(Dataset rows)
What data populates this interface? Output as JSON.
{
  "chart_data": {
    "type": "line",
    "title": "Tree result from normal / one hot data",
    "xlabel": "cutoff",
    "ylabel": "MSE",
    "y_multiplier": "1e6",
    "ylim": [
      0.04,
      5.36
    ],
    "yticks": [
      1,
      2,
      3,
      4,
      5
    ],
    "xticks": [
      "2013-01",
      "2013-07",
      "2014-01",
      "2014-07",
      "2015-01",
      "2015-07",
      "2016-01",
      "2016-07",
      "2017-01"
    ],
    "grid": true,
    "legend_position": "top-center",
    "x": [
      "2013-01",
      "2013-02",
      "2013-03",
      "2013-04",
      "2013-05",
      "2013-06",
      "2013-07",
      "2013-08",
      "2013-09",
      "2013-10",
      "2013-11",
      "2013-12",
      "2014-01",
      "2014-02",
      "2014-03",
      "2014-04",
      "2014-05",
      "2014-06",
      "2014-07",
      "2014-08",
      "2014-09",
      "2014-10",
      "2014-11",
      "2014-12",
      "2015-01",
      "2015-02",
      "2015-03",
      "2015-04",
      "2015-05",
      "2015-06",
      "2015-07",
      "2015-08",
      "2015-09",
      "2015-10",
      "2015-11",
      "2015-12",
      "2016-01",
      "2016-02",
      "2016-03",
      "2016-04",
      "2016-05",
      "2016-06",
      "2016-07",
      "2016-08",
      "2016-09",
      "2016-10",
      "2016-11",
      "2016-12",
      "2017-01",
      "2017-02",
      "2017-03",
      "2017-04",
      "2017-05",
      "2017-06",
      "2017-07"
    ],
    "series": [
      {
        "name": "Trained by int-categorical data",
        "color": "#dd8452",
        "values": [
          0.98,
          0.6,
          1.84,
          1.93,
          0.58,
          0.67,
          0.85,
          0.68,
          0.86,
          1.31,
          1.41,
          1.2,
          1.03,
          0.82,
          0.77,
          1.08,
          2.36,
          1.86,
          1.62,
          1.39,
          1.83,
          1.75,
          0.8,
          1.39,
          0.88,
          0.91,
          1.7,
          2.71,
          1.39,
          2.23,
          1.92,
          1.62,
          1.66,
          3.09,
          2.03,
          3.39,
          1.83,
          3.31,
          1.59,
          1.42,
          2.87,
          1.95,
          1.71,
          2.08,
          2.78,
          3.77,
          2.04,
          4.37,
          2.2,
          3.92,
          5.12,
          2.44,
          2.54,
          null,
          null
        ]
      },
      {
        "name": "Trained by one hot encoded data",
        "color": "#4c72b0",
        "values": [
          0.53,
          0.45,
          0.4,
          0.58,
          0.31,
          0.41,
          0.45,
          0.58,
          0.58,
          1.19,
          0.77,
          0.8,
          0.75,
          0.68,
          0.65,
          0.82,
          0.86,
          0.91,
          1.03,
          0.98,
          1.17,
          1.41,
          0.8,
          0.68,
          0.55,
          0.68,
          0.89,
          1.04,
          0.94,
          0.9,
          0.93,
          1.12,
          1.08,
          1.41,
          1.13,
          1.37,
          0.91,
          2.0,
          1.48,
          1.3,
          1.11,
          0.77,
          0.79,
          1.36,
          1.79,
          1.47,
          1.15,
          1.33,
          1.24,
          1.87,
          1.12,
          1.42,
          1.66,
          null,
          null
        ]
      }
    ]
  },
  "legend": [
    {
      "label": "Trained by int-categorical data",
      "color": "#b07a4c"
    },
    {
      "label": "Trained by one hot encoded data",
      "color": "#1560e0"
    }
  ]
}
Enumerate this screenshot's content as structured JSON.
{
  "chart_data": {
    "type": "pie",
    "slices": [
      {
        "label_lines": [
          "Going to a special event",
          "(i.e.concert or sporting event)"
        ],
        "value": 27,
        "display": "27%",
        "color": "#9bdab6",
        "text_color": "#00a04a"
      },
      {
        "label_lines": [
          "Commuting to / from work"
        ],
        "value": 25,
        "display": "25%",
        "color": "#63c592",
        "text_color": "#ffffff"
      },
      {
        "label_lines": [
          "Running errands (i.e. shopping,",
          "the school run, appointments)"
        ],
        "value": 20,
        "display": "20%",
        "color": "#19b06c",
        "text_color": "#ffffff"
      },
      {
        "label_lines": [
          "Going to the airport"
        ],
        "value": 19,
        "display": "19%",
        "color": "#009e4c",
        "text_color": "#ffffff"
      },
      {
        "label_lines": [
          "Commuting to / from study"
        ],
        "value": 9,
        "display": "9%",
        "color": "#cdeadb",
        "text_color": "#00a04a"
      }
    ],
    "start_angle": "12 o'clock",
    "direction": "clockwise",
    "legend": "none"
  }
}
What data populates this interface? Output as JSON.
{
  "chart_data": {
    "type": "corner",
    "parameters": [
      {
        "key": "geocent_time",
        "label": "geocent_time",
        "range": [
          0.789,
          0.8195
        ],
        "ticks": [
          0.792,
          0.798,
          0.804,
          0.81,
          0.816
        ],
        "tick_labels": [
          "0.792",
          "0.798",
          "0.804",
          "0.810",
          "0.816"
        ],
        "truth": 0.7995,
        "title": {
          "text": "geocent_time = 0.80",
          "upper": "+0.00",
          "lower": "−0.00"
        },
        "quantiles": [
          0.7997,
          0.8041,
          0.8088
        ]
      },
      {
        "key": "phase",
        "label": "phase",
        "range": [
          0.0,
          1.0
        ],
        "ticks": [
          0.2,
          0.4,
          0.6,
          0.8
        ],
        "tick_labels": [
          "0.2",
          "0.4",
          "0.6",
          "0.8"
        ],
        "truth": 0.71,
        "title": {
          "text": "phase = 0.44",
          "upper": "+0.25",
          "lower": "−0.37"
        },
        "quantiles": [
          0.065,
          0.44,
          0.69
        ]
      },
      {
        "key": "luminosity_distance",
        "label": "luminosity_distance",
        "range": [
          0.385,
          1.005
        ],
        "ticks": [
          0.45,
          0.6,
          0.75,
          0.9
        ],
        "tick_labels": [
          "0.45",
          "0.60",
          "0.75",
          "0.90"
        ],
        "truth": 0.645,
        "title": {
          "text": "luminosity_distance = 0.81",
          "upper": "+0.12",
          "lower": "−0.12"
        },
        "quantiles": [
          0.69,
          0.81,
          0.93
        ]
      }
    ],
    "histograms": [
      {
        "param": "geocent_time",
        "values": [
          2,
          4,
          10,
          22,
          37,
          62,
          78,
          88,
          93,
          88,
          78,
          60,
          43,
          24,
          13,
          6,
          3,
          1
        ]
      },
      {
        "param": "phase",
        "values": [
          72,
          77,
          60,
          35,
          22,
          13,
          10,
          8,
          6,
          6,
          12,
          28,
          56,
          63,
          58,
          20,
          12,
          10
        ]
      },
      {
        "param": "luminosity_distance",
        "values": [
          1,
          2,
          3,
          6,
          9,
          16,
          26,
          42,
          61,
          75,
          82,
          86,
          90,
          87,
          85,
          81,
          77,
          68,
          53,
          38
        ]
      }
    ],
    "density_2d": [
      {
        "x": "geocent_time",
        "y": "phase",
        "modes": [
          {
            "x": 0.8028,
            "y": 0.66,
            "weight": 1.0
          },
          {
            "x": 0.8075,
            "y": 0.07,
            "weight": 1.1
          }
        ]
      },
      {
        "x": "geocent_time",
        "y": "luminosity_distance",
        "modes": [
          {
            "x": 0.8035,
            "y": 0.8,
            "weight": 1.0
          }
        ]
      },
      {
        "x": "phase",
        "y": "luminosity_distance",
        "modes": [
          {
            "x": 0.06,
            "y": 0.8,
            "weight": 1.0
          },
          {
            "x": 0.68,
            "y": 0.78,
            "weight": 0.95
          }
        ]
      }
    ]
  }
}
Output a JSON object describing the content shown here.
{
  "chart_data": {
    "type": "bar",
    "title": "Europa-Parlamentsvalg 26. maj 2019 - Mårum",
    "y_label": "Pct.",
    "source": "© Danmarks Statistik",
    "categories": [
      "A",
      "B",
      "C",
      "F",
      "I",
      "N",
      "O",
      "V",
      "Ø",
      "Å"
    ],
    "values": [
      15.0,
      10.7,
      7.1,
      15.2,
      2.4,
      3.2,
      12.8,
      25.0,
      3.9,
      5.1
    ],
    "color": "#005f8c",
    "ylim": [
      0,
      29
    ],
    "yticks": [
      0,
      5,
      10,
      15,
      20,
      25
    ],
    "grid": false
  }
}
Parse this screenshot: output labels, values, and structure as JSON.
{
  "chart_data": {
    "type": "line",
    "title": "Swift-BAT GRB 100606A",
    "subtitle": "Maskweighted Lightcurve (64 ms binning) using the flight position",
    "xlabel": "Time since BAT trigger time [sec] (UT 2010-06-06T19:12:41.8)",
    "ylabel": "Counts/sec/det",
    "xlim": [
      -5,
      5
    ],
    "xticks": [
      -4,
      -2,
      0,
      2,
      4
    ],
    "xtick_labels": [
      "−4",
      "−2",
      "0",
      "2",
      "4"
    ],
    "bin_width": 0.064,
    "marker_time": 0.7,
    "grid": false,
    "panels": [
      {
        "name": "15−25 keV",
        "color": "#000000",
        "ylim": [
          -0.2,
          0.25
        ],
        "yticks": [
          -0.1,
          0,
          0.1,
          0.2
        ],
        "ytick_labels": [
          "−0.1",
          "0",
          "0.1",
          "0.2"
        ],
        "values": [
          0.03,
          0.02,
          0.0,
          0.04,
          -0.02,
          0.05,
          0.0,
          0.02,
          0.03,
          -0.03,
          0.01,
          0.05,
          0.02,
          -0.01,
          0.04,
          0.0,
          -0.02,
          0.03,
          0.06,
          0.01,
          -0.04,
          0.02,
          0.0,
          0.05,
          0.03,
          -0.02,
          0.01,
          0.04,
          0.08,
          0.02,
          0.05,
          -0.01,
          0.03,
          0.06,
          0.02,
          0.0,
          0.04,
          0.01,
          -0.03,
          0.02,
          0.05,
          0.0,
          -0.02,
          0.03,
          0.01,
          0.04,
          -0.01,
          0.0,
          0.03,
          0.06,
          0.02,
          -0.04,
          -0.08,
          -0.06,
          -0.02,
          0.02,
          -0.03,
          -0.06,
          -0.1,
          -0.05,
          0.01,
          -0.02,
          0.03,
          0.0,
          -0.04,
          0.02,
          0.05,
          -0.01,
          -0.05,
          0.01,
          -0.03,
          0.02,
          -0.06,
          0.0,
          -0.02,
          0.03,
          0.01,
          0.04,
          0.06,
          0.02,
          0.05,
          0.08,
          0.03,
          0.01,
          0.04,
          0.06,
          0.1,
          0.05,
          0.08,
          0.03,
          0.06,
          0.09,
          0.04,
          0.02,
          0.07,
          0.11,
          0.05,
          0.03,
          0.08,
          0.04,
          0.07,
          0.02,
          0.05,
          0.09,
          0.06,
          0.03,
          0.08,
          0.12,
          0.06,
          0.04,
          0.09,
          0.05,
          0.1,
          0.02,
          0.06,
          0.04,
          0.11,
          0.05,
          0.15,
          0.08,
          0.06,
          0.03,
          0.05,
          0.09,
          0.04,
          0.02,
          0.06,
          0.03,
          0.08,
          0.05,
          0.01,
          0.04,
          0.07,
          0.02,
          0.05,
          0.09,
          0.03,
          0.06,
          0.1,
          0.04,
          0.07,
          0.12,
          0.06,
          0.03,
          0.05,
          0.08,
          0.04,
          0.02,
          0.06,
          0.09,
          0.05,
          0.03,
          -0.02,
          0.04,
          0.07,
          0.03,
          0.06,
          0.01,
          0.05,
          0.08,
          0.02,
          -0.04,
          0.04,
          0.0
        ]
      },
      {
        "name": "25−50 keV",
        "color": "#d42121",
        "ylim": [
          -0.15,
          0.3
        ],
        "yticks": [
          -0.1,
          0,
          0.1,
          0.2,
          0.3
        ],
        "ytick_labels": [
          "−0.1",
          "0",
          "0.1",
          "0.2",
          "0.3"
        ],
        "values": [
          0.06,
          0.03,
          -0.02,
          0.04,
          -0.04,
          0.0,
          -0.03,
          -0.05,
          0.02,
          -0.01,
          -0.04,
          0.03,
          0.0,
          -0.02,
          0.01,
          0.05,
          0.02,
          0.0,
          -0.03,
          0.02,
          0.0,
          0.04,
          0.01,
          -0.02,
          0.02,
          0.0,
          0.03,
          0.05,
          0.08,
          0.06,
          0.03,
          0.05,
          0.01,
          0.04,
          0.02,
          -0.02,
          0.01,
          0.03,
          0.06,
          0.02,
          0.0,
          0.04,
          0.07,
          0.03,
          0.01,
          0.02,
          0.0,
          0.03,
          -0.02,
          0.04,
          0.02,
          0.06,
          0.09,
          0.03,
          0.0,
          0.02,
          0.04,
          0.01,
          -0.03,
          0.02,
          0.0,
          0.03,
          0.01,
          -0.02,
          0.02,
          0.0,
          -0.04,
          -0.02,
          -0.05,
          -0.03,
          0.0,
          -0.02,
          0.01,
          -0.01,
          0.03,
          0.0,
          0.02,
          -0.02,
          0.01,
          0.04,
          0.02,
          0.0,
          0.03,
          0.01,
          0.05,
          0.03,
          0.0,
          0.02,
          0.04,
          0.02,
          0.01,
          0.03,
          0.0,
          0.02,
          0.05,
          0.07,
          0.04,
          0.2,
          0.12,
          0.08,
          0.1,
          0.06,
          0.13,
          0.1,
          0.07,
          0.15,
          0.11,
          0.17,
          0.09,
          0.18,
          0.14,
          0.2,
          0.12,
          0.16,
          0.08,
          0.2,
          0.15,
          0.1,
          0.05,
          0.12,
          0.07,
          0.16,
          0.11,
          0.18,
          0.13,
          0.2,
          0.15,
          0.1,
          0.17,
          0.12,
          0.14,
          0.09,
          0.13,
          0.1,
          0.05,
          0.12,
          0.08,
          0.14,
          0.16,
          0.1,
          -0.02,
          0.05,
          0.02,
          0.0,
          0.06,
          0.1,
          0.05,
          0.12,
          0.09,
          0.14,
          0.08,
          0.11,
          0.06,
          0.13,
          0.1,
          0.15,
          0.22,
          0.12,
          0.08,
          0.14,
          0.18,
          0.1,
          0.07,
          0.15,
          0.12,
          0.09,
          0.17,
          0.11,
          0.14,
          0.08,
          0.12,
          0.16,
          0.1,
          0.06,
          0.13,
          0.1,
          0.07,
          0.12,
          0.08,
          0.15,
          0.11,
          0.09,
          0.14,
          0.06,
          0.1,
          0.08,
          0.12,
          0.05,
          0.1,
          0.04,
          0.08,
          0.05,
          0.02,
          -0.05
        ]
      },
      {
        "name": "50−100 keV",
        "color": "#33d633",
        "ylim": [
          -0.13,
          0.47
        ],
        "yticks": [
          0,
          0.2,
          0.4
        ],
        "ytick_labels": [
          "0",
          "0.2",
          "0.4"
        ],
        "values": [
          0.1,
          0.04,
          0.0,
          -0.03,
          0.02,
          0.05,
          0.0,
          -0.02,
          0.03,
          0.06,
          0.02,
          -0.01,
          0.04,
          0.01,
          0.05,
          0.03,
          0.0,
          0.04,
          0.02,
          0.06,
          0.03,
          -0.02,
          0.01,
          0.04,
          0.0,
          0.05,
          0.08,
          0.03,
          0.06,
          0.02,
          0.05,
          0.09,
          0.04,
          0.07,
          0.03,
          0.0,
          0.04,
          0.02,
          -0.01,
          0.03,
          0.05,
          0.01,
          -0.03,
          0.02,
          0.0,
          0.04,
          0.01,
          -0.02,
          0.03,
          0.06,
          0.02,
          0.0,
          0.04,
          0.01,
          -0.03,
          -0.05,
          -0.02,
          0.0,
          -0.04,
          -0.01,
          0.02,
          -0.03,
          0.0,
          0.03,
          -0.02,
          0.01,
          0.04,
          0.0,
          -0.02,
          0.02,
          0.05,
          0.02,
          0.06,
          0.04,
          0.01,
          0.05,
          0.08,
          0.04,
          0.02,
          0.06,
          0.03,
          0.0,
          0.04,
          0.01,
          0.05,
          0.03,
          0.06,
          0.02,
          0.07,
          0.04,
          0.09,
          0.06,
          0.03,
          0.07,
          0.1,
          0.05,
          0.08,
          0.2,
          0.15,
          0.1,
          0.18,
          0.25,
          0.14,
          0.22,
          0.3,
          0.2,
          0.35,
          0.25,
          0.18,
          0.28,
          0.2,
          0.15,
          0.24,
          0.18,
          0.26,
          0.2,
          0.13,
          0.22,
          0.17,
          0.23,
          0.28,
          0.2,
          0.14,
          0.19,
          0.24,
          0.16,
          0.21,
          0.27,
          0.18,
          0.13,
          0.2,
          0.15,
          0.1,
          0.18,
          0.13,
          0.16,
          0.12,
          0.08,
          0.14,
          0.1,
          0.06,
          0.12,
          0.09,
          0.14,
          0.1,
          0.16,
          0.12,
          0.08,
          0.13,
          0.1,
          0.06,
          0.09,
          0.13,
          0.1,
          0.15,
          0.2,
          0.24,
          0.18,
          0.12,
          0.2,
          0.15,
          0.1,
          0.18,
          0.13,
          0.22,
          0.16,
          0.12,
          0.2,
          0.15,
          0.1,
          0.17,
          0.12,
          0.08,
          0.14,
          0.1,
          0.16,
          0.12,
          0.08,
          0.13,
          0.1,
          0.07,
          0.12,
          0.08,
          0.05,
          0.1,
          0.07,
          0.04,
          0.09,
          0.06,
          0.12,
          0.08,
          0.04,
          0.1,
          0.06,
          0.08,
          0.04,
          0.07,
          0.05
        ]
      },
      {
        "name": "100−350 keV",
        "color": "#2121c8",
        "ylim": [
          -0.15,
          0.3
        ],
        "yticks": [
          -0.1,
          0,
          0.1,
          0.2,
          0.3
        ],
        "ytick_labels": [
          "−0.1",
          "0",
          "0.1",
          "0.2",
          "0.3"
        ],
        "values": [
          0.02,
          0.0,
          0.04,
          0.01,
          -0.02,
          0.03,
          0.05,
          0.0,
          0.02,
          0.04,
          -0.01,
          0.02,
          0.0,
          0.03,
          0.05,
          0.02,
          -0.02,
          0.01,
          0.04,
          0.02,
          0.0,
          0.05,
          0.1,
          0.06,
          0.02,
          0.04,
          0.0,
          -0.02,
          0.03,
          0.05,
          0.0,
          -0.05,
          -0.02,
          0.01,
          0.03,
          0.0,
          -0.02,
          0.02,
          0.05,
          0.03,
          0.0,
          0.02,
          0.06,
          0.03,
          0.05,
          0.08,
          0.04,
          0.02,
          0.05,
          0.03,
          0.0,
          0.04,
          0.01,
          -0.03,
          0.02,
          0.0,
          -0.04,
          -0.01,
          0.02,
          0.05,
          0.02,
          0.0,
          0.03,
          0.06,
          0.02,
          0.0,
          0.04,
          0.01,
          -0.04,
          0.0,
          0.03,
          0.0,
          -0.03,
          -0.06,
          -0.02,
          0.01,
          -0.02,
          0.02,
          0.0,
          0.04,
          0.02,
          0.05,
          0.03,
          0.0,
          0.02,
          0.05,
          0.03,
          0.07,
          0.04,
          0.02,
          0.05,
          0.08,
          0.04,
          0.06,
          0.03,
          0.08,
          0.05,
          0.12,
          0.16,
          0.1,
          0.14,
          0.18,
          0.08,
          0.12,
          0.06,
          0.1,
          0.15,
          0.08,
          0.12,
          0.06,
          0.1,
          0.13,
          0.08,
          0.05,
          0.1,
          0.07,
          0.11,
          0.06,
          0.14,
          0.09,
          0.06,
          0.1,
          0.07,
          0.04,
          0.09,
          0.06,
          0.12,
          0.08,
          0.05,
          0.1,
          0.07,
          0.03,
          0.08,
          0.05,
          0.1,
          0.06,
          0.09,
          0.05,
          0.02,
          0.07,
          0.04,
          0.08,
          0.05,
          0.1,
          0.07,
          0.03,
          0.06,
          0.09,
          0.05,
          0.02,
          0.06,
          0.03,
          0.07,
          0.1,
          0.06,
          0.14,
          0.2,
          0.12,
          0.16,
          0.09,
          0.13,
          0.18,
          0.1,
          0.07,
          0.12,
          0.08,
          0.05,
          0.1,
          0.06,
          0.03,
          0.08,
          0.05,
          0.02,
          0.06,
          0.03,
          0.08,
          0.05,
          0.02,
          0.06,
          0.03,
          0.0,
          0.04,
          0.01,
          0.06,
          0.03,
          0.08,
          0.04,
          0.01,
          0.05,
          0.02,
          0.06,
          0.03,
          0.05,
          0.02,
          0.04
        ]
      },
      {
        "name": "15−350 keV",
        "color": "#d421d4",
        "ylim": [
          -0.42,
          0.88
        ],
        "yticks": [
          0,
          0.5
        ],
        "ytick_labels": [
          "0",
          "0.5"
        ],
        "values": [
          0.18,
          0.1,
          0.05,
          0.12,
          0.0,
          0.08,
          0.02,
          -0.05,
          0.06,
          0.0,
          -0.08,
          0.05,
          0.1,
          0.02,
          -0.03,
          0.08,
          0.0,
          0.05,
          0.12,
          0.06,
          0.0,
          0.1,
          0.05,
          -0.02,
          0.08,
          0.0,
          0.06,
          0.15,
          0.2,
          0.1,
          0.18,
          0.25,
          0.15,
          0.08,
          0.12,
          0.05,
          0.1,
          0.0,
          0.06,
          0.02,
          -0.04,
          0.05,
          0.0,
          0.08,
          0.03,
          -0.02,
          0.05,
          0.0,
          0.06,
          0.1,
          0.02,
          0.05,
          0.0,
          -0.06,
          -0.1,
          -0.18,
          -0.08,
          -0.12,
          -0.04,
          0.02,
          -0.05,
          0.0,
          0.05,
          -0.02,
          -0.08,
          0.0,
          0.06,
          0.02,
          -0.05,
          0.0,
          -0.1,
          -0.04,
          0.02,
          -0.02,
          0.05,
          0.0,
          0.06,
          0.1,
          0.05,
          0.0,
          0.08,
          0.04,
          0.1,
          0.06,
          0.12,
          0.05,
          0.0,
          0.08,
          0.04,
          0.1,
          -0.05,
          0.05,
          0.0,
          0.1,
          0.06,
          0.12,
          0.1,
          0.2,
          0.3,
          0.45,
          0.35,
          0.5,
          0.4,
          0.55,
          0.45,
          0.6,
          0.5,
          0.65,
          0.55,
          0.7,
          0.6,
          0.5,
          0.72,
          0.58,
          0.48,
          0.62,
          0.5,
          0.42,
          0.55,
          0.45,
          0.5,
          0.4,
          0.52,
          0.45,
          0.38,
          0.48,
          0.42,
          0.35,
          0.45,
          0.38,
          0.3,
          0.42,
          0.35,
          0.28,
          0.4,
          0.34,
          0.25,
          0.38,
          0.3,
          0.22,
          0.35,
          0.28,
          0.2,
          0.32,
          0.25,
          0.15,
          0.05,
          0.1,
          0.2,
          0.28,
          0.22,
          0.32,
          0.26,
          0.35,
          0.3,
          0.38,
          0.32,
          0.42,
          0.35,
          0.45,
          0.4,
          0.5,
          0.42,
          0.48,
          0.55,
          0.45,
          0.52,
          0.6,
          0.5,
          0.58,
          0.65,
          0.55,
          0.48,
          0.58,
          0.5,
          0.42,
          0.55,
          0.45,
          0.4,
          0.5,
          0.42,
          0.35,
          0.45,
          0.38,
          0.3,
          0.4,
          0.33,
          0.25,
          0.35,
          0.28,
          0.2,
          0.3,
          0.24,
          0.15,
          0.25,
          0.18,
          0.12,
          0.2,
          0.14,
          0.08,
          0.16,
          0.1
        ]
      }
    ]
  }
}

STATED EXERCISE. Gather from the entries above all lines that include the string "screenshot".

WRITTEN ANSWER.
Enumerate this screenshot's content as structured JSON.
Parse this screenshot: output labels, values, and structure as JSON.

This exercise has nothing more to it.